Data entries
--- begin ---
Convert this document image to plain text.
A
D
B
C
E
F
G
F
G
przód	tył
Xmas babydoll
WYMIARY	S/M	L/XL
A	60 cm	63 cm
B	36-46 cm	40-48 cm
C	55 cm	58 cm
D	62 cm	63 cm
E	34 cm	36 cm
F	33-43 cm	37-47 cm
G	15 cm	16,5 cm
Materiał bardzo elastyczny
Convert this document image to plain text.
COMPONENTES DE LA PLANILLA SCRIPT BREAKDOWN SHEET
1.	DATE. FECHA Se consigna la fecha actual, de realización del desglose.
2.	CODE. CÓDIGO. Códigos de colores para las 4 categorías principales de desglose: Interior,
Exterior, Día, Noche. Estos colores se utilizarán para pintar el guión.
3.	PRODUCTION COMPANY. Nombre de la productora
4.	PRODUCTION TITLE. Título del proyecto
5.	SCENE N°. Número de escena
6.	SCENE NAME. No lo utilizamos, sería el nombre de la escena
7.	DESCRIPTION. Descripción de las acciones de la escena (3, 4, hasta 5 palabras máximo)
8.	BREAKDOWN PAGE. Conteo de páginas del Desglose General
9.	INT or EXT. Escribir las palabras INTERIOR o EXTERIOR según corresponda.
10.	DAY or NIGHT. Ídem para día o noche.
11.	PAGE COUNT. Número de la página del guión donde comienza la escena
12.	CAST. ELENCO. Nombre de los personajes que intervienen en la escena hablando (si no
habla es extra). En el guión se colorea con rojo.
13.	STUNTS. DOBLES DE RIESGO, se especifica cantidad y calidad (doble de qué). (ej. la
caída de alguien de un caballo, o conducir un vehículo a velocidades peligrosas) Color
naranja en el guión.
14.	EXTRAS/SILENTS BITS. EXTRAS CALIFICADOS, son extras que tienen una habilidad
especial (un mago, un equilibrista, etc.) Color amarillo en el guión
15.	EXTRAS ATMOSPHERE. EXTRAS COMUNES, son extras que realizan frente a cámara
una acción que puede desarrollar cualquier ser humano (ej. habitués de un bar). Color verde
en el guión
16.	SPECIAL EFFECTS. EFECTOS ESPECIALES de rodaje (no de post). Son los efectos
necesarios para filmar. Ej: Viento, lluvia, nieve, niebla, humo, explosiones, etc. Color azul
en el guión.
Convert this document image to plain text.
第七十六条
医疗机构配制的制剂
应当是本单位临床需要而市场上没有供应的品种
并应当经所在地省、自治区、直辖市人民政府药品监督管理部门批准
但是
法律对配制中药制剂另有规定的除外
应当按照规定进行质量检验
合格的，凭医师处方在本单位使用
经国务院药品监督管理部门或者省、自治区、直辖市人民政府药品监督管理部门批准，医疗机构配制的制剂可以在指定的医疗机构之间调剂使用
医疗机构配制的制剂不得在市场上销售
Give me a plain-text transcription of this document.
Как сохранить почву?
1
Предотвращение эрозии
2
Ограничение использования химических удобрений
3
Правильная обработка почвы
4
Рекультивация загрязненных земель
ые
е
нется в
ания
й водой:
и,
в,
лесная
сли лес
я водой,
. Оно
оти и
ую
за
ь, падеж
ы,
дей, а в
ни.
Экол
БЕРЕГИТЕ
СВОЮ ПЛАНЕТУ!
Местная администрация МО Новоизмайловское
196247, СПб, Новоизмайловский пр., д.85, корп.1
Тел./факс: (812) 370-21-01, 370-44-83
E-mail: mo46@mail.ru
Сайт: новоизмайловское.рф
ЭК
--- end ---
**TASK GOAL**
In the entries above, identify every line with the word "直辖市人民政府药品监督管理部门批准". Copy those lines.

**ANSWER TO THIS TASK**
并应当经所在地省、自治区、直辖市人民政府药品监督管理部门批准
经国务院药品监督管理部门或者省、自治区、直辖市人民政府药品监督管理部门批准，医疗机构配制的制剂可以在指定的医疗机构之间调剂使用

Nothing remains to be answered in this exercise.